#### BRIEF:
Copy every entry word for word. Skip the pictures.

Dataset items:
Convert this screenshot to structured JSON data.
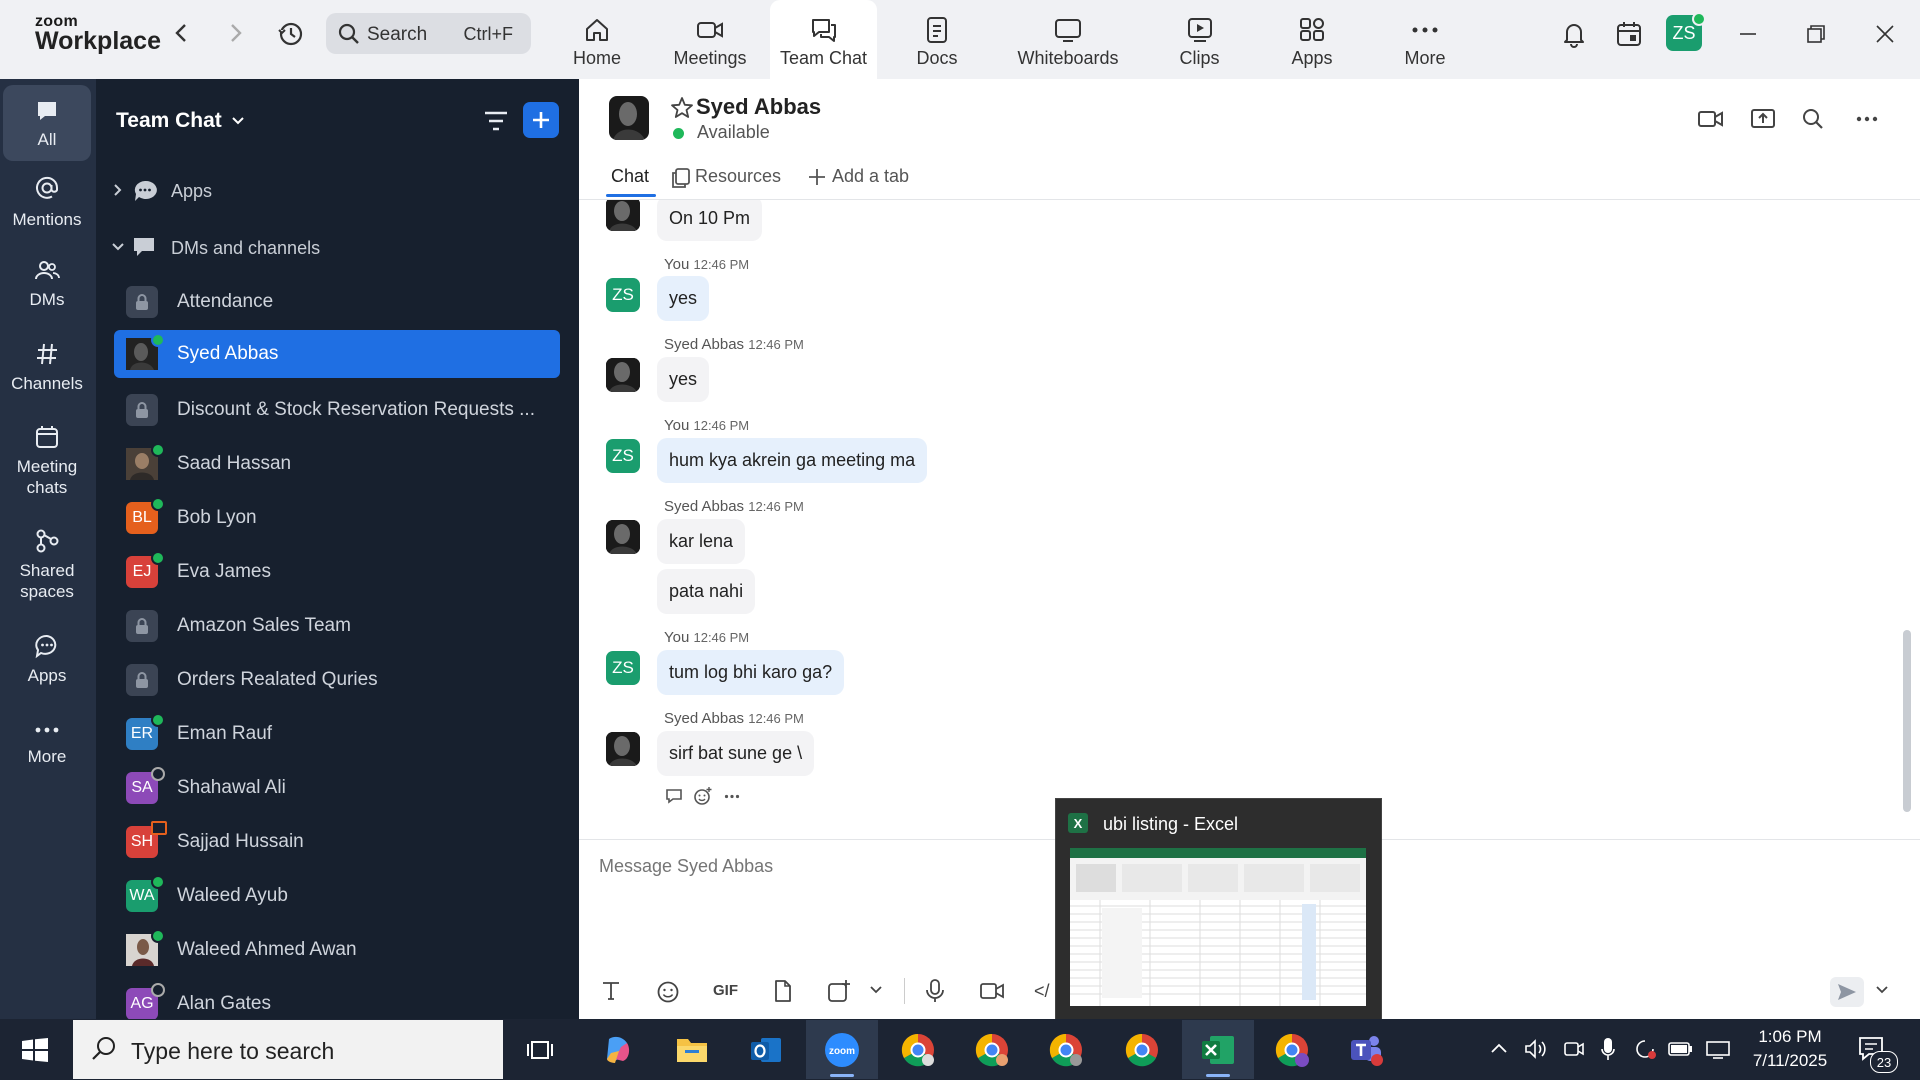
{
  "app": {
    "logo_top": "zoom",
    "logo_bottom": "Workplace"
  },
  "search": {
    "label": "Search",
    "shortcut": "Ctrl+F"
  },
  "tabs": [
    {
      "label": "Home",
      "icon": "home-icon"
    },
    {
      "label": "Meetings",
      "icon": "video-icon"
    },
    {
      "label": "Team Chat",
      "icon": "chat-icon",
      "active": true
    },
    {
      "label": "Docs",
      "icon": "doc-icon"
    },
    {
      "label": "Whiteboards",
      "icon": "whiteboard-icon"
    },
    {
      "label": "Clips",
      "icon": "clip-icon"
    },
    {
      "label": "Apps",
      "icon": "apps-icon"
    },
    {
      "label": "More",
      "icon": "more-icon"
    }
  ],
  "user": {
    "initials": "ZS"
  },
  "rail": [
    {
      "label": "All"
    },
    {
      "label": "Mentions"
    },
    {
      "label": "DMs"
    },
    {
      "label": "Channels"
    },
    {
      "label": "Meeting chats"
    },
    {
      "label": "Shared spaces"
    },
    {
      "label": "Apps"
    },
    {
      "label": "More"
    }
  ],
  "chatlist": {
    "title": "Team Chat",
    "apps_label": "Apps",
    "dms_label": "DMs and channels",
    "items": [
      {
        "name": "Attendance",
        "initials": "",
        "type": "channel"
      },
      {
        "name": "Syed Abbas",
        "initials": "",
        "type": "photo",
        "active": true
      },
      {
        "name": "Discount & Stock Reservation Requests ...",
        "initials": "",
        "type": "channel"
      },
      {
        "name": "Saad Hassan",
        "initials": "",
        "type": "photo"
      },
      {
        "name": "Bob Lyon",
        "initials": "BL",
        "type": "initials",
        "color": "#e5601d"
      },
      {
        "name": "Eva James",
        "initials": "EJ",
        "type": "initials",
        "color": "#d8413a"
      },
      {
        "name": "Amazon Sales Team",
        "initials": "",
        "type": "channel"
      },
      {
        "name": "Orders Realated Quries",
        "initials": "",
        "type": "channel"
      },
      {
        "name": "Eman Rauf",
        "initials": "ER",
        "type": "initials",
        "color": "#2f7fc4"
      },
      {
        "name": "Shahawal Ali",
        "initials": "SA",
        "type": "initials",
        "color": "#8d4ab8"
      },
      {
        "name": "Sajjad Hussain",
        "initials": "SH",
        "type": "initials",
        "color": "#d8413a"
      },
      {
        "name": "Waleed Ayub",
        "initials": "WA",
        "type": "initials",
        "color": "#1a9d6e"
      },
      {
        "name": "Waleed Ahmed Awan",
        "initials": "",
        "type": "photo"
      },
      {
        "name": "Alan Gates",
        "initials": "AG",
        "type": "initials",
        "color": "#8d4ab8"
      }
    ]
  },
  "conversation": {
    "name": "Syed Abbas",
    "status": "Available",
    "tabs": {
      "chat": "Chat",
      "resources": "Resources",
      "add": "Add a tab"
    },
    "messages": [
      {
        "sender": "",
        "time": "",
        "lines": [
          "On 10 Pm"
        ],
        "me": false
      },
      {
        "sender": "You",
        "time": "12:46 PM",
        "lines": [
          "yes"
        ],
        "me": true
      },
      {
        "sender": "Syed Abbas",
        "time": "12:46 PM",
        "lines": [
          "yes"
        ],
        "me": false
      },
      {
        "sender": "You",
        "time": "12:46 PM",
        "lines": [
          "hum kya akrein ga meeting ma"
        ],
        "me": true
      },
      {
        "sender": "Syed Abbas",
        "time": "12:46 PM",
        "lines": [
          "kar lena",
          "pata  nahi"
        ],
        "me": false
      },
      {
        "sender": "You",
        "time": "12:46 PM",
        "lines": [
          "tum log bhi karo ga?"
        ],
        "me": true
      },
      {
        "sender": "Syed Abbas",
        "time": "12:46 PM",
        "lines": [
          "sirf bat sune ge \\"
        ],
        "me": false
      }
    ],
    "compose_placeholder": "Message Syed Abbas",
    "toolbar_gif": "GIF"
  },
  "preview": {
    "title": "ubi listing - Excel"
  },
  "taskbar": {
    "search_placeholder": "Type here to search",
    "time": "1:06 PM",
    "date": "7/11/2025",
    "notif_count": "23"
  }
}
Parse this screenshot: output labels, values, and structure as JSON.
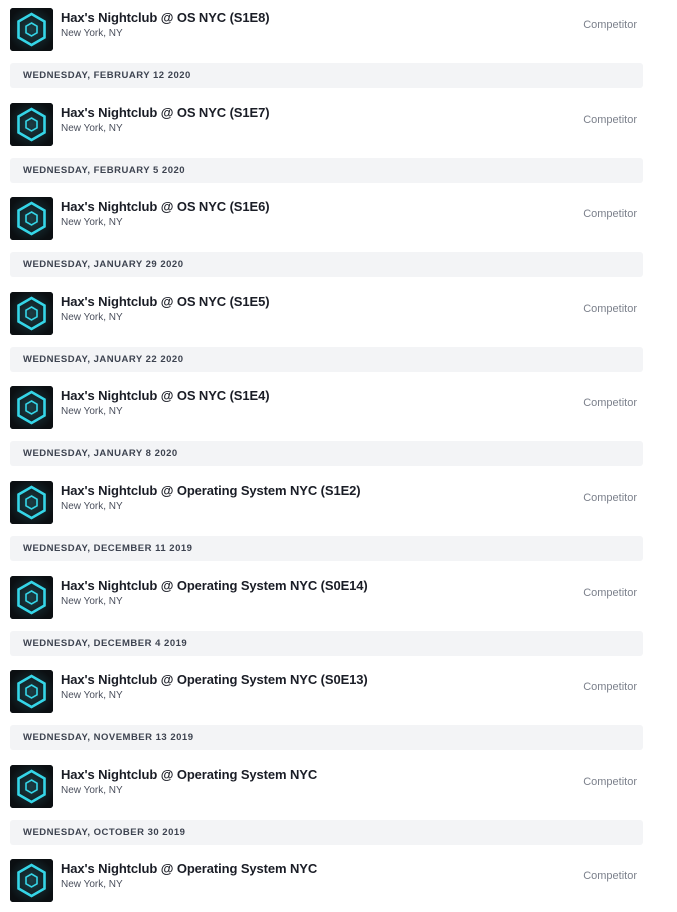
{
  "role_label": "Competitor",
  "thumbnail_icon": "hexagon-logo-icon",
  "accent_color": "#35d6e8",
  "events": [
    {
      "title": "Hax's Nightclub @ OS NYC (S1E8)",
      "location": "New York, NY",
      "date_after": "WEDNESDAY, FEBRUARY 12 2020"
    },
    {
      "title": "Hax's Nightclub @ OS NYC (S1E7)",
      "location": "New York, NY",
      "date_after": "WEDNESDAY, FEBRUARY 5 2020"
    },
    {
      "title": "Hax's Nightclub @ OS NYC (S1E6)",
      "location": "New York, NY",
      "date_after": "WEDNESDAY, JANUARY 29 2020"
    },
    {
      "title": "Hax's Nightclub @ OS NYC (S1E5)",
      "location": "New York, NY",
      "date_after": "WEDNESDAY, JANUARY 22 2020"
    },
    {
      "title": "Hax's Nightclub @ OS NYC (S1E4)",
      "location": "New York, NY",
      "date_after": "WEDNESDAY, JANUARY 8 2020"
    },
    {
      "title": "Hax's Nightclub @ Operating System NYC (S1E2)",
      "location": "New York, NY",
      "date_after": "WEDNESDAY, DECEMBER 11 2019"
    },
    {
      "title": "Hax's Nightclub @ Operating System NYC (S0E14)",
      "location": "New York, NY",
      "date_after": "WEDNESDAY, DECEMBER 4 2019"
    },
    {
      "title": "Hax's Nightclub @ Operating System NYC (S0E13)",
      "location": "New York, NY",
      "date_after": "WEDNESDAY, NOVEMBER 13 2019"
    },
    {
      "title": "Hax's Nightclub @ Operating System NYC",
      "location": "New York, NY",
      "date_after": "WEDNESDAY, OCTOBER 30 2019"
    },
    {
      "title": "Hax's Nightclub @ Operating System NYC",
      "location": "New York, NY",
      "date_after": ""
    }
  ]
}
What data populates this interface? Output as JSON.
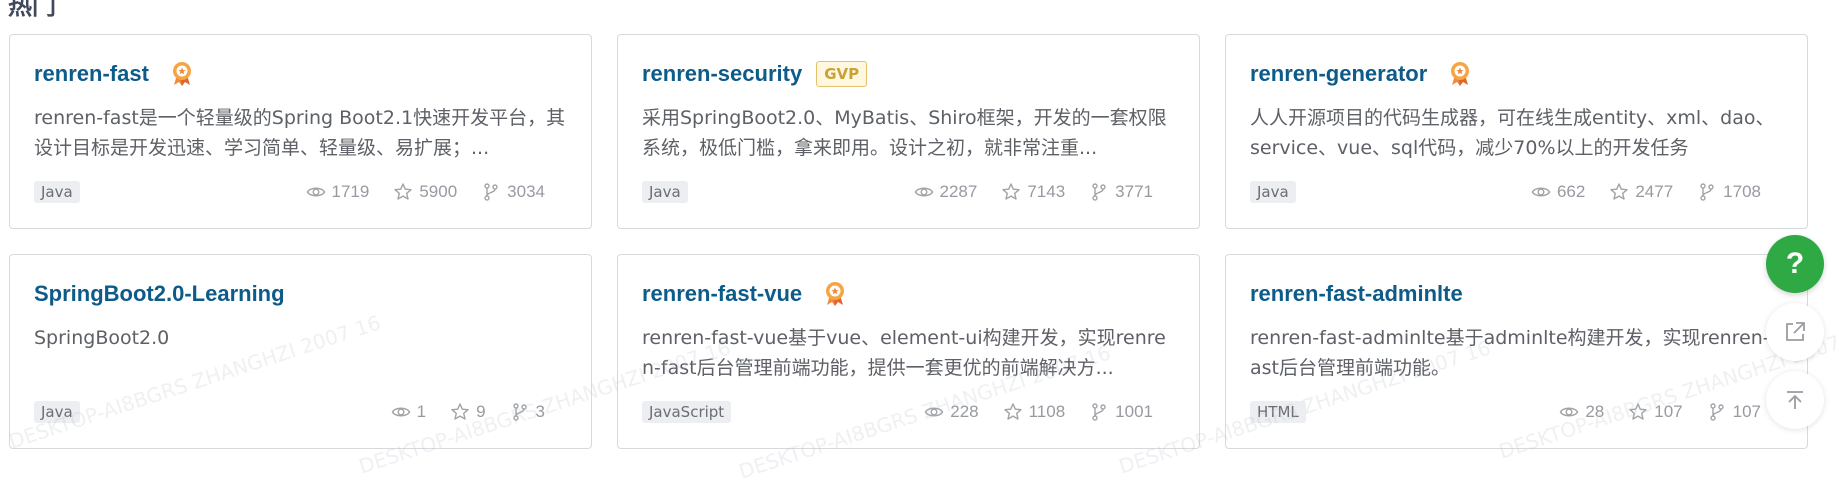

#### RESPONSE TO THIS TASK:
Convert this screenshot to structured JSON data.
{
  "app": {
    "logo_top": "zoom",
    "logo_bottom": "Workplace"
  },
  "search": {
    "label": "Search",
    "shortcut": "Ctrl+F"
  },
  "tabs": [
    {
      "label": "Home",
      "icon": "home-icon"
    },
    {
      "label": "Meetings",
      "icon": "video-icon"
    },
    {
      "label": "Team Chat",
      "icon": "chat-icon",
      "active": true
    },
    {
      "label": "Docs",
      "icon": "doc-icon"
    },
    {
      "label": "Whiteboards",
      "icon": "whiteboard-icon"
    },
    {
      "label": "Clips",
      "icon": "clip-icon"
    },
    {
      "label": "Apps",
      "icon": "apps-icon"
    },
    {
      "label": "More",
      "icon": "more-icon"
    }
  ],
  "user": {
    "initials": "ZS"
  },
  "rail": [
    {
      "label": "All"
    },
    {
      "label": "Mentions"
    },
    {
      "label": "DMs"
    },
    {
      "label": "Channels"
    },
    {
      "label": "Meeting chats"
    },
    {
      "label": "Shared spaces"
    },
    {
      "label": "Apps"
    },
    {
      "label": "More"
    }
  ],
  "chatlist": {
    "title": "Team Chat",
    "apps_label": "Apps",
    "dms_label": "DMs and channels",
    "items": [
      {
        "name": "Attendance",
        "initials": "",
        "type": "channel"
      },
      {
        "name": "Syed Abbas",
        "initials": "",
        "type": "photo",
        "active": true
      },
      {
        "name": "Discount & Stock Reservation Requests ...",
        "initials": "",
        "type": "channel"
      },
      {
        "name": "Saad Hassan",
        "initials": "",
        "type": "photo"
      },
      {
        "name": "Bob Lyon",
        "initials": "BL",
        "type": "initials",
        "color": "#e5601d"
      },
      {
        "name": "Eva James",
        "initials": "EJ",
        "type": "initials",
        "color": "#d8413a"
      },
      {
        "name": "Amazon Sales Team",
        "initials": "",
        "type": "channel"
      },
      {
        "name": "Orders Realated Quries",
        "initials": "",
        "type": "channel"
      },
      {
        "name": "Eman Rauf",
        "initials": "ER",
        "type": "initials",
        "color": "#2f7fc4"
      },
      {
        "name": "Shahawal Ali",
        "initials": "SA",
        "type": "initials",
        "color": "#8d4ab8"
      },
      {
        "name": "Sajjad Hussain",
        "initials": "SH",
        "type": "initials",
        "color": "#d8413a"
      },
      {
        "name": "Waleed Ayub",
        "initials": "WA",
        "type": "initials",
        "color": "#1a9d6e"
      },
      {
        "name": "Waleed Ahmed Awan",
        "initials": "",
        "type": "photo"
      },
      {
        "name": "Alan Gates",
        "initials": "AG",
        "type": "initials",
        "color": "#8d4ab8"
      }
    ]
  },
  "conversation": {
    "name": "Syed Abbas",
    "status": "Available",
    "tabs": {
      "chat": "Chat",
      "resources": "Resources",
      "add": "Add a tab"
    },
    "messages": [
      {
        "sender": "",
        "time": "",
        "lines": [
          "On 10 Pm"
        ],
        "me": false
      },
      {
        "sender": "You",
        "time": "12:46 PM",
        "lines": [
          "yes"
        ],
        "me": true
      },
      {
        "sender": "Syed Abbas",
        "time": "12:46 PM",
        "lines": [
          "yes"
        ],
        "me": false
      },
      {
        "sender": "You",
        "time": "12:46 PM",
        "lines": [
          "hum kya akrein ga meeting ma"
        ],
        "me": true
      },
      {
        "sender": "Syed Abbas",
        "time": "12:46 PM",
        "lines": [
          "kar lena",
          "pata  nahi"
        ],
        "me": false
      },
      {
        "sender": "You",
        "time": "12:46 PM",
        "lines": [
          "tum log bhi karo ga?"
        ],
        "me": true
      },
      {
        "sender": "Syed Abbas",
        "time": "12:46 PM",
        "lines": [
          "sirf bat sune ge \\"
        ],
        "me": false
      }
    ],
    "compose_placeholder": "Message Syed Abbas",
    "toolbar_gif": "GIF"
  },
  "preview": {
    "title": "ubi listing - Excel"
  },
  "taskbar": {
    "search_placeholder": "Type here to search",
    "time": "1:06 PM",
    "date": "7/11/2025",
    "notif_count": "23"
  }
}
Parse this screenshot: output labels, values, and structure as JSON.
{
  "role_label": "Competitor",
  "thumbnail_icon": "hexagon-logo-icon",
  "accent_color": "#35d6e8",
  "events": [
    {
      "title": "Hax's Nightclub @ OS NYC (S1E8)",
      "location": "New York, NY",
      "date_after": "WEDNESDAY, FEBRUARY 12 2020"
    },
    {
      "title": "Hax's Nightclub @ OS NYC (S1E7)",
      "location": "New York, NY",
      "date_after": "WEDNESDAY, FEBRUARY 5 2020"
    },
    {
      "title": "Hax's Nightclub @ OS NYC (S1E6)",
      "location": "New York, NY",
      "date_after": "WEDNESDAY, JANUARY 29 2020"
    },
    {
      "title": "Hax's Nightclub @ OS NYC (S1E5)",
      "location": "New York, NY",
      "date_after": "WEDNESDAY, JANUARY 22 2020"
    },
    {
      "title": "Hax's Nightclub @ OS NYC (S1E4)",
      "location": "New York, NY",
      "date_after": "WEDNESDAY, JANUARY 8 2020"
    },
    {
      "title": "Hax's Nightclub @ Operating System NYC (S1E2)",
      "location": "New York, NY",
      "date_after": "WEDNESDAY, DECEMBER 11 2019"
    },
    {
      "title": "Hax's Nightclub @ Operating System NYC (S0E14)",
      "location": "New York, NY",
      "date_after": "WEDNESDAY, DECEMBER 4 2019"
    },
    {
      "title": "Hax's Nightclub @ Operating System NYC (S0E13)",
      "location": "New York, NY",
      "date_after": "WEDNESDAY, NOVEMBER 13 2019"
    },
    {
      "title": "Hax's Nightclub @ Operating System NYC",
      "location": "New York, NY",
      "date_after": "WEDNESDAY, OCTOBER 30 2019"
    },
    {
      "title": "Hax's Nightclub @ Operating System NYC",
      "location": "New York, NY",
      "date_after": ""
    }
  ]
}
What data populates this interface? Output as JSON.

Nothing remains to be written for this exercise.